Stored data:
__________

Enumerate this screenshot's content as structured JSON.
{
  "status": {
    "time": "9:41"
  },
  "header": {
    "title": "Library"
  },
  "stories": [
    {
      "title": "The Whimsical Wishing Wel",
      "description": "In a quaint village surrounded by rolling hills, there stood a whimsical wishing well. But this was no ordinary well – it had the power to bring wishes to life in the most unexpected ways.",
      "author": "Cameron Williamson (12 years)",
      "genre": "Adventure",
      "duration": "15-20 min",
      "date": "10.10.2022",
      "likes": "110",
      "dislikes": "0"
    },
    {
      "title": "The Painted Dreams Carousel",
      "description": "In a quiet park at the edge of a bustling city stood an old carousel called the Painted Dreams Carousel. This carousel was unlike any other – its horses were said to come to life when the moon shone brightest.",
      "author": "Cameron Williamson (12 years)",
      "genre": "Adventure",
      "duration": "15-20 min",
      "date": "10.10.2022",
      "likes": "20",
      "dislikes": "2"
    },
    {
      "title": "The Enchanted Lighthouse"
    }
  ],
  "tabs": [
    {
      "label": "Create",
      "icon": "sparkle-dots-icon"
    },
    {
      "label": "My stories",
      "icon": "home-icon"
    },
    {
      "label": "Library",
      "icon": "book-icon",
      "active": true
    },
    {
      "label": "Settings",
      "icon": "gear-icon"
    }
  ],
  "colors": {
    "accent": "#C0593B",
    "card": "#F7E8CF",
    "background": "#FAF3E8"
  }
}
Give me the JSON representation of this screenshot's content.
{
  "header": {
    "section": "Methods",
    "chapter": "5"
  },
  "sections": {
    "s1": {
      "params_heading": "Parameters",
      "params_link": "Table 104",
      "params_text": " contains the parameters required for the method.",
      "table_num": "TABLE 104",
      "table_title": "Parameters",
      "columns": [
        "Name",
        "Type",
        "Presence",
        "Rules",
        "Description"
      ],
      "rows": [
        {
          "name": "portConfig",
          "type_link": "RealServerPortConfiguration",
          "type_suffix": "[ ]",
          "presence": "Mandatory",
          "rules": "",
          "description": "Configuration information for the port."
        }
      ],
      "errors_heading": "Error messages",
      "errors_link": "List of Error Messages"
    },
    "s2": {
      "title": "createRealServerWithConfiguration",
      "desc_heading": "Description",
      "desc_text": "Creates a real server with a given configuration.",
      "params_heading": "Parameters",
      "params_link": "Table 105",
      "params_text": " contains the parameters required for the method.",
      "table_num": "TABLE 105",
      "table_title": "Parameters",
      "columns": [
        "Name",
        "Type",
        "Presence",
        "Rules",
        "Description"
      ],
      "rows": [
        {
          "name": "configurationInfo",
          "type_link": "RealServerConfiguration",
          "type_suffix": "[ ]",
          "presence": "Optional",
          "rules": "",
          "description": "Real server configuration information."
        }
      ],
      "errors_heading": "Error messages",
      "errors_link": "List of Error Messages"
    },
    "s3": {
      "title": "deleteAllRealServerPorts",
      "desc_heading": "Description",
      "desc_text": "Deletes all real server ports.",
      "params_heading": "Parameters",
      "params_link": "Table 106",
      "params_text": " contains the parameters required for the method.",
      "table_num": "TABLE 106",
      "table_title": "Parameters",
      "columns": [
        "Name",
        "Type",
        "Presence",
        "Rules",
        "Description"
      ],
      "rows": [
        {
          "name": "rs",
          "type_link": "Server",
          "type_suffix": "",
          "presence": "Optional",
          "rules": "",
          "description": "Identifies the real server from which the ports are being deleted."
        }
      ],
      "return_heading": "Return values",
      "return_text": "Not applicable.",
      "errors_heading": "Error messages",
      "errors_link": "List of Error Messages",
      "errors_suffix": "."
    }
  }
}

__________

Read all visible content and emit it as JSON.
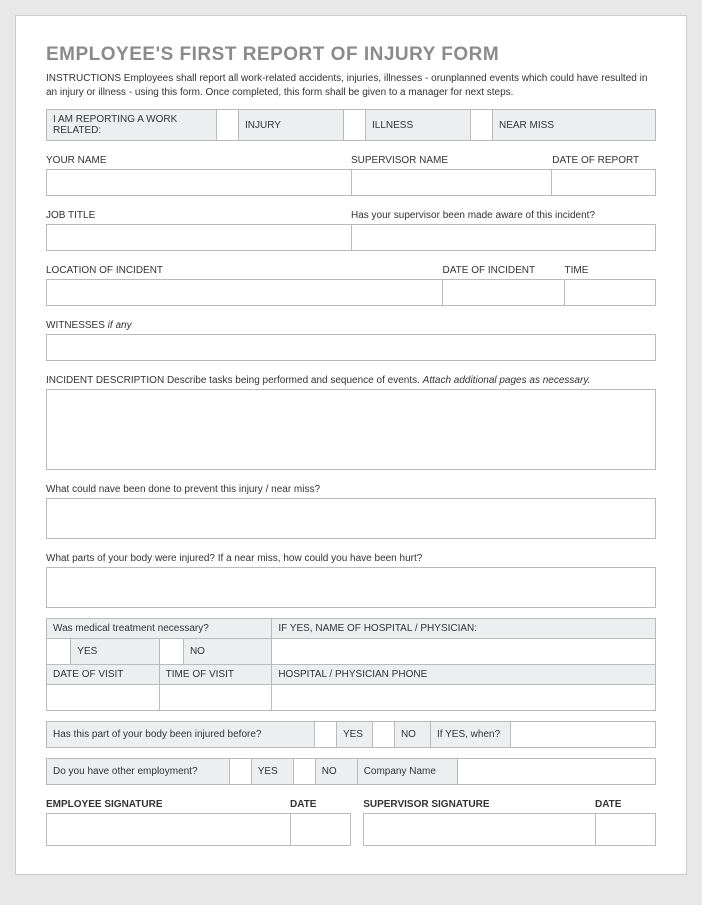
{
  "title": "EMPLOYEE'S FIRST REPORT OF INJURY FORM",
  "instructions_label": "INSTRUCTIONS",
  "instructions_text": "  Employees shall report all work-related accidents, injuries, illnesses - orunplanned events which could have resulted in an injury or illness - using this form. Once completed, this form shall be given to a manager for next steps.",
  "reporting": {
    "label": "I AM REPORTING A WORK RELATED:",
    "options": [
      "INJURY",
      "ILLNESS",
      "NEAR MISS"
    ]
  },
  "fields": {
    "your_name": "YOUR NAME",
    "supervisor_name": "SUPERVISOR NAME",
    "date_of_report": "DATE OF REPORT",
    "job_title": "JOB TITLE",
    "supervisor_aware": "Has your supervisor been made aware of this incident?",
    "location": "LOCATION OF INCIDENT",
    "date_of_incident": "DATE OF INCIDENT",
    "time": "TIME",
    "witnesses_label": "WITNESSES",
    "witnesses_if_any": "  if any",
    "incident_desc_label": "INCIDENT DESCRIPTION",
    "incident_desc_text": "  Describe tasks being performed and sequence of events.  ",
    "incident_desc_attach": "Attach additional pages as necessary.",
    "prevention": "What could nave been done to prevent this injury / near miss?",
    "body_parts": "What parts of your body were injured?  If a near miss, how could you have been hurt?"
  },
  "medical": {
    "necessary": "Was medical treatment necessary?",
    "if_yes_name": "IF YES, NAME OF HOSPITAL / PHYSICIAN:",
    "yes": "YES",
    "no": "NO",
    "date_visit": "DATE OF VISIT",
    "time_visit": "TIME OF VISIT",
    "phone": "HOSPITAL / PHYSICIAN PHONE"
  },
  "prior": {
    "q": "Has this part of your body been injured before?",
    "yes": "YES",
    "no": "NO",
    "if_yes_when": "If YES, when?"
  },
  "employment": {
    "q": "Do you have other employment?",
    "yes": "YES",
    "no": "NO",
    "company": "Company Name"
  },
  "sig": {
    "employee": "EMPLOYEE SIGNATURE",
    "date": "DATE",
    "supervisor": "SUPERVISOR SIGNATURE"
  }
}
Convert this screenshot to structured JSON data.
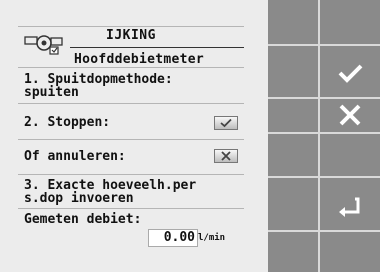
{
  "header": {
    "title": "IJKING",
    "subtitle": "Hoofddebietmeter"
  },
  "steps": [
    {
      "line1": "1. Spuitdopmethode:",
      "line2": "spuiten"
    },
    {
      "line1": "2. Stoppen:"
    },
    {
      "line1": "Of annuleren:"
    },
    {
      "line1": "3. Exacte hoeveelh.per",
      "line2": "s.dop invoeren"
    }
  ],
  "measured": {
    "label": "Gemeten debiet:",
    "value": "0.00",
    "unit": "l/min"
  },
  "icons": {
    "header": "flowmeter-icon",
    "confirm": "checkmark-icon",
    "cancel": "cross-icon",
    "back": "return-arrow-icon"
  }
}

__________

Instruction: Review the preceding data and report every line that includes the string "PHYSICIAN".

Correct response:
    "if_yes_name": "IF YES, NAME OF HOSPITAL / PHYSICIAN:",
    "phone": "HOSPITAL / PHYSICIAN PHONE"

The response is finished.